**Task statement:** Please copy verbatim the lines of the listing from the line containing "bar bbox=[463, 17, 560, 31]" through the line containing "bar bbox=[463, 306, 617, 321]", including both of those lines.

**Supplied records:**
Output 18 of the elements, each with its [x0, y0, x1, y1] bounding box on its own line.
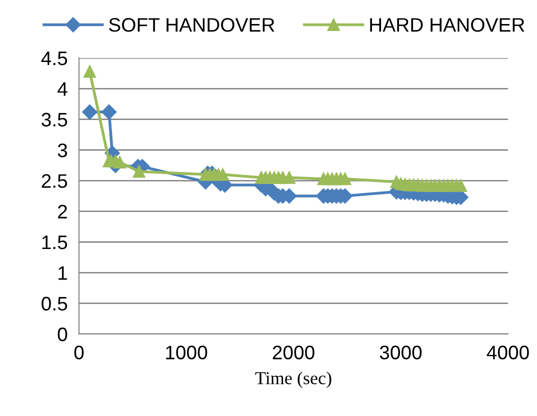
y-tick-label: 0	[58, 327, 68, 342]
y-tick-label: 3	[58, 143, 68, 158]
x-tick-label: 3000	[380, 346, 422, 360]
y-tick-label: 3.5	[42, 112, 68, 127]
x-tick-label: 0	[74, 346, 84, 360]
y-tick-label: 1.5	[42, 236, 68, 250]
x-tick-label: 2000	[272, 346, 314, 360]
y-tick-label: 0.5	[42, 296, 68, 311]
y-tick-label: 2	[58, 204, 67, 218]
legend-label: HARD HANOVER	[370, 18, 524, 32]
x-tick-label: 4000	[486, 346, 529, 360]
y-tick-label: 2.5	[42, 174, 68, 188]
y-tick-label: 4	[58, 82, 68, 96]
x-axis-title: Time (sec)	[255, 372, 332, 388]
x-tick-label: 1000	[166, 346, 208, 360]
y-tick-label: 4.5	[41, 52, 68, 66]
legend-label: SOFT HANDOVER	[109, 18, 274, 32]
y-tick-label: 1	[58, 266, 67, 280]
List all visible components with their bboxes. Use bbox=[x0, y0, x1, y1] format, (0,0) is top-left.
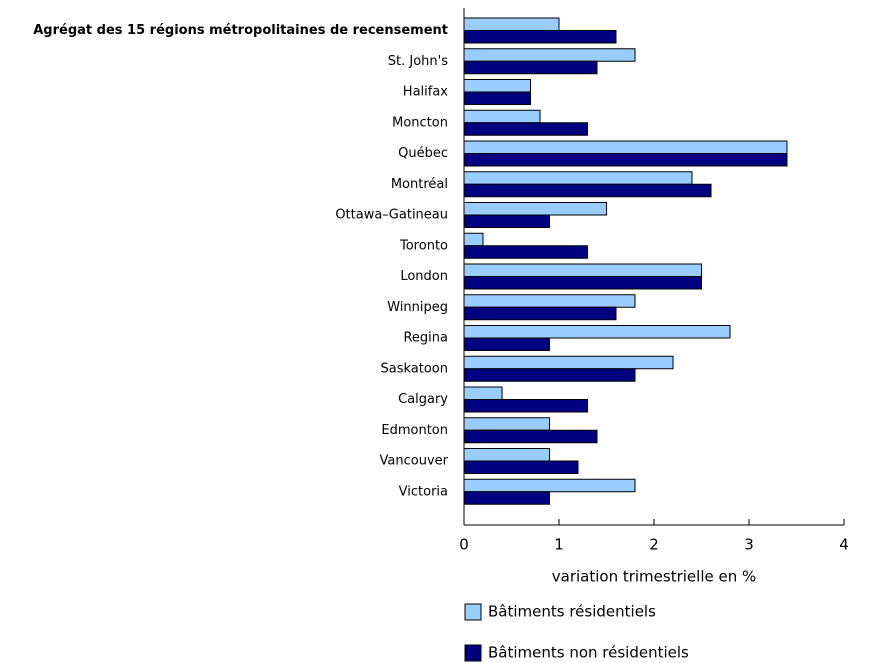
bar bbox=[463, 17, 560, 31]
legend-swatch bbox=[464, 603, 482, 621]
bar bbox=[463, 399, 588, 413]
y-tick-label: Victoria bbox=[399, 484, 448, 499]
bar bbox=[463, 417, 550, 431]
bar bbox=[463, 30, 617, 44]
x-tick-label: 4 bbox=[839, 536, 849, 554]
y-tick-label: Saskatoon bbox=[380, 361, 448, 376]
y-tick-label: Calgary bbox=[398, 392, 448, 407]
y-tick-label: Toronto bbox=[399, 238, 448, 253]
bar bbox=[463, 337, 550, 351]
bar bbox=[463, 153, 788, 167]
bar bbox=[463, 214, 550, 228]
y-tick-label: Regina bbox=[403, 331, 448, 346]
bar bbox=[463, 232, 484, 247]
bar bbox=[463, 276, 702, 290]
x-tick-label: 3 bbox=[744, 536, 754, 554]
bar bbox=[463, 386, 503, 400]
y-tick-label: Edmonton bbox=[381, 423, 448, 438]
x-tick-label: 2 bbox=[649, 536, 659, 554]
bar bbox=[463, 306, 617, 321]
bar bbox=[463, 183, 712, 198]
bar bbox=[463, 60, 598, 75]
legend-label: Bâtiments non résidentiels bbox=[488, 644, 689, 662]
x-axis-title: variation trimestrielle en % bbox=[552, 568, 757, 586]
bar bbox=[463, 355, 674, 370]
bar bbox=[463, 448, 550, 462]
bar bbox=[463, 478, 636, 493]
bar bbox=[463, 368, 636, 382]
y-tick-label: Moncton bbox=[392, 115, 448, 130]
y-tick-label: Halifax bbox=[403, 85, 449, 100]
y-tick-label: Québec bbox=[398, 146, 448, 161]
bar bbox=[463, 91, 531, 105]
bar bbox=[463, 460, 579, 474]
bar bbox=[463, 109, 541, 124]
y-tick-label: Winnipeg bbox=[387, 300, 448, 315]
bar bbox=[463, 429, 598, 444]
y-tick-label: Agrégat des 15 régions métropolitaines d… bbox=[33, 23, 448, 38]
x-tick-label: 1 bbox=[554, 536, 564, 554]
bar bbox=[463, 140, 788, 154]
y-tick-label: London bbox=[400, 269, 448, 284]
bar bbox=[463, 122, 588, 136]
legend-label: Bâtiments résidentiels bbox=[488, 603, 656, 621]
bar bbox=[463, 245, 588, 259]
bar bbox=[463, 171, 693, 185]
y-tick-label: Ottawa–Gatineau bbox=[335, 208, 448, 223]
legend-swatch bbox=[464, 644, 482, 662]
bar bbox=[463, 491, 550, 505]
bar bbox=[463, 48, 636, 62]
y-tick-label: Vancouver bbox=[380, 454, 449, 469]
y-tick-label: Montréal bbox=[391, 177, 448, 192]
x-tick-label: 0 bbox=[459, 536, 469, 554]
bar bbox=[463, 79, 531, 93]
bar bbox=[463, 263, 702, 277]
bar bbox=[463, 294, 636, 308]
bar bbox=[463, 202, 607, 216]
bar bbox=[463, 325, 731, 339]
y-tick-label: St. John's bbox=[388, 54, 448, 69]
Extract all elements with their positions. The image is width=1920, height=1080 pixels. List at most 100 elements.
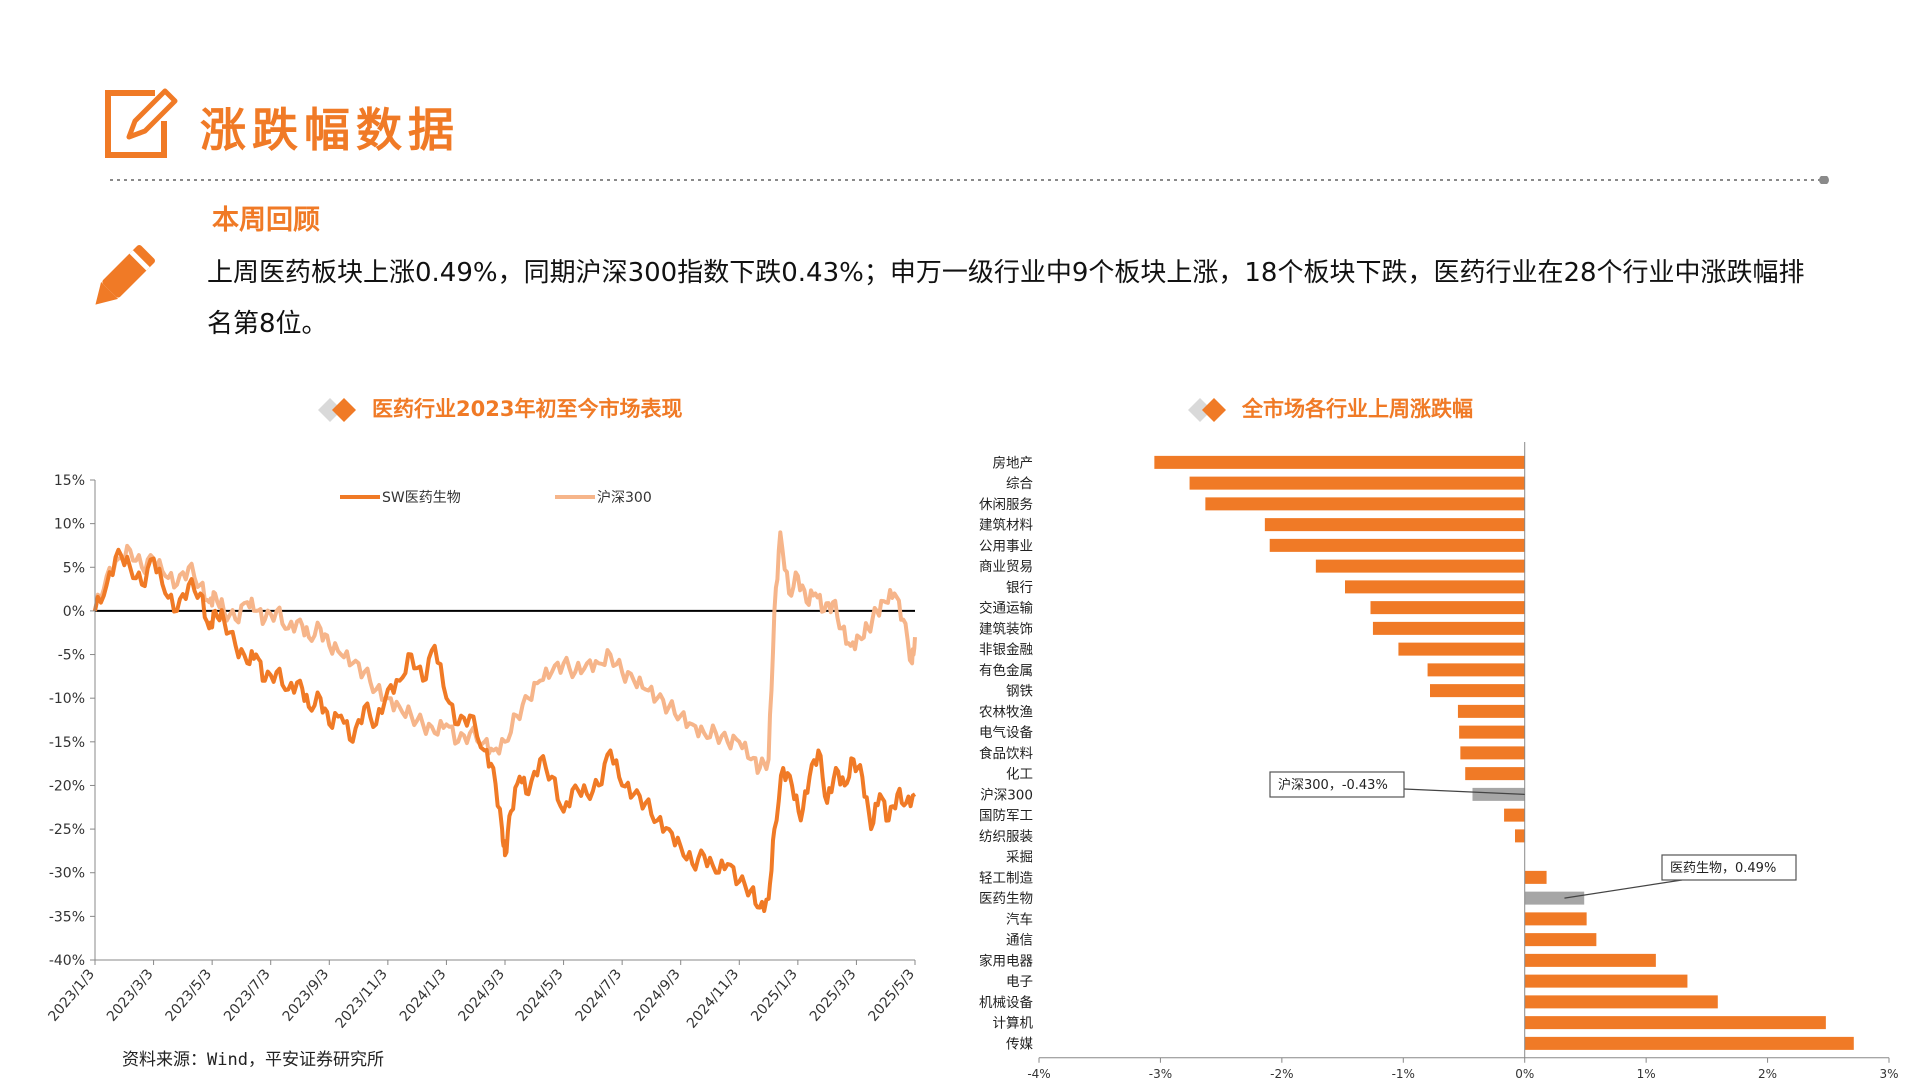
- x-tick-label: 2024/9/3: [631, 966, 684, 1024]
- x-tick-label: 2023/5/3: [163, 966, 216, 1024]
- category-label: 建筑材料: [979, 518, 1033, 534]
- bar: [1472, 787, 1525, 801]
- y-tick-label: 10%: [54, 517, 85, 533]
- x-tick-label: 2023/3/3: [104, 966, 157, 1024]
- line-chart: 15% 10% 5% 0% -5% -10% -15% -20% -25% -30% -35% -40…: [45, 473, 918, 1032]
- y-tick-label: -35%: [49, 909, 85, 925]
- category-label: 采掘: [1006, 850, 1033, 866]
- x-tick-label: 1%: [1637, 1067, 1656, 1080]
- category-label: 机械设备: [979, 994, 1033, 1011]
- bar: [1524, 974, 1688, 988]
- y-tick-label: -40%: [49, 953, 85, 969]
- annotation-callout: 医药生物，0.49%: [1564, 854, 1797, 899]
- bar: [1524, 995, 1718, 1009]
- category-label: 商业贸易: [979, 559, 1033, 575]
- callout-leader: [1403, 788, 1525, 795]
- callout-text: 沪深300，-0.43%: [1278, 777, 1388, 793]
- category-label: 家用电器: [979, 952, 1033, 969]
- bar-chart: 房地产综合休闲服务建筑材料公用事业商业贸易银行交通运输建筑装饰非银金融有色金属钢…: [979, 442, 1899, 1080]
- y-tick-label: 15%: [54, 473, 85, 489]
- pencil-icon: [95, 245, 155, 305]
- review-summary: 上周医药板块上涨0.49%，同期沪深300指数下跌0.43%；申万一级行业中9个…: [207, 258, 1805, 339]
- y-tick-label: -15%: [49, 735, 85, 751]
- x-tick-label: 2025/5/3: [865, 966, 918, 1024]
- bar: [1524, 870, 1547, 884]
- bar: [1315, 559, 1525, 573]
- category-label: 沪深300: [980, 787, 1033, 803]
- category-label: 医药生物: [979, 891, 1033, 907]
- edit-icon: [105, 87, 181, 158]
- x-tick-label: 2024/11/3: [684, 966, 742, 1031]
- x-tick-label: 2023/7/3: [221, 966, 274, 1024]
- bar: [1460, 746, 1525, 760]
- bar: [1459, 725, 1525, 739]
- category-label: 电子: [1006, 974, 1033, 990]
- bar: [1515, 829, 1525, 843]
- category-label: 汽车: [1006, 911, 1033, 928]
- bar: [1524, 933, 1597, 947]
- y-tick-label: -30%: [49, 866, 85, 882]
- diamond-bullet-icon: [1188, 398, 1226, 422]
- x-tick-label: 2025/1/3: [748, 966, 801, 1024]
- category-label: 钢铁: [1006, 684, 1034, 700]
- legend-label: 沪深300: [597, 490, 652, 506]
- y-tick-label: -5%: [58, 648, 85, 664]
- bar: [1465, 767, 1525, 781]
- category-label: 有色金属: [979, 662, 1033, 679]
- bar: [1430, 684, 1525, 698]
- y-tick-label: -20%: [49, 778, 85, 794]
- series-line-sw-pharma: [93, 547, 917, 913]
- callout-leader: [1564, 879, 1683, 899]
- page-title: 涨跌幅数据: [200, 103, 460, 157]
- x-tick-label: 2024/3/3: [455, 966, 508, 1024]
- left-chart-title: 医药行业2023年初至今市场表现: [318, 393, 682, 423]
- x-tick-label: 2023/9/3: [280, 966, 333, 1024]
- x-tick-label: 2025/3/3: [807, 966, 860, 1024]
- bar: [1524, 891, 1585, 905]
- diamond-bullet-icon: [318, 398, 356, 422]
- category-label: 房地产: [993, 455, 1034, 471]
- bar: [1524, 912, 1587, 926]
- bar: [1370, 601, 1525, 615]
- x-tick-label: 0%: [1515, 1067, 1534, 1080]
- category-label: 传媒: [1006, 1036, 1034, 1052]
- legend-label: SW医药生物: [382, 490, 461, 506]
- bar: [1524, 1016, 1826, 1030]
- bar: [1524, 953, 1656, 967]
- y-tick-label: 0%: [63, 604, 85, 620]
- x-tick-label: 3%: [1879, 1067, 1898, 1080]
- category-label: 综合: [1006, 476, 1034, 492]
- category-label: 非银金融: [979, 642, 1033, 658]
- category-label: 化工: [1006, 767, 1033, 783]
- bar: [1269, 538, 1525, 552]
- category-label: 农林牧渔: [979, 704, 1033, 720]
- source-note: 资料来源：Wind，平安证券研究所: [122, 1050, 384, 1070]
- callout-text: 医药生物，0.49%: [1670, 861, 1776, 876]
- dotted-divider: [110, 176, 1829, 184]
- bar: [1372, 621, 1525, 635]
- bar: [1504, 808, 1525, 822]
- category-label: 国防军工: [979, 808, 1033, 824]
- x-tick-label: 2023/1/3: [45, 966, 98, 1024]
- bar: [1154, 455, 1525, 469]
- bar: [1345, 580, 1525, 594]
- category-label: 通信: [1006, 933, 1033, 949]
- category-label: 休闲服务: [979, 497, 1033, 513]
- x-tick-label: 2%: [1758, 1067, 1777, 1080]
- category-label: 纺织服装: [979, 829, 1033, 845]
- x-tick-label: -2%: [1270, 1067, 1293, 1080]
- section-title: 本周回顾: [212, 205, 320, 236]
- x-tick-label: -4%: [1027, 1067, 1050, 1080]
- right-chart-title-text: 全市场各行业上周涨跌幅: [1242, 397, 1473, 421]
- callout-box: [1269, 771, 1405, 798]
- category-label: 公用事业: [979, 538, 1033, 554]
- bar: [1189, 476, 1525, 490]
- x-tick-label: 2024/1/3: [397, 966, 450, 1024]
- x-tick-label: 2023/11/3: [333, 966, 391, 1031]
- y-tick-label: -25%: [49, 822, 85, 838]
- left-chart-title-text: 医药行业2023年初至今市场表现: [372, 397, 683, 421]
- right-chart-title: 全市场各行业上周涨跌幅: [1188, 393, 1473, 423]
- bar: [1264, 518, 1525, 532]
- category-label: 计算机: [993, 1016, 1034, 1032]
- callout-box: [1661, 854, 1797, 881]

**The reply:**
bar bbox=[463, 17, 560, 31]
legend-swatch bbox=[464, 603, 482, 621]
bar bbox=[463, 399, 588, 413]
y-tick-label: Victoria bbox=[399, 484, 448, 499]
bar bbox=[463, 417, 550, 431]
bar bbox=[463, 30, 617, 44]
x-tick-label: 4 bbox=[839, 536, 849, 554]
y-tick-label: Saskatoon bbox=[380, 361, 448, 376]
y-tick-label: Calgary bbox=[398, 392, 448, 407]
y-tick-label: Toronto bbox=[399, 238, 448, 253]
bar bbox=[463, 337, 550, 351]
bar bbox=[463, 153, 788, 167]
bar bbox=[463, 214, 550, 228]
y-tick-label: Regina bbox=[403, 331, 448, 346]
bar bbox=[463, 232, 484, 247]
bar bbox=[463, 276, 702, 290]
x-tick-label: 3 bbox=[744, 536, 754, 554]
bar bbox=[463, 386, 503, 400]
y-tick-label: Edmonton bbox=[381, 423, 448, 438]
x-tick-label: 2 bbox=[649, 536, 659, 554]
bar bbox=[463, 306, 617, 321]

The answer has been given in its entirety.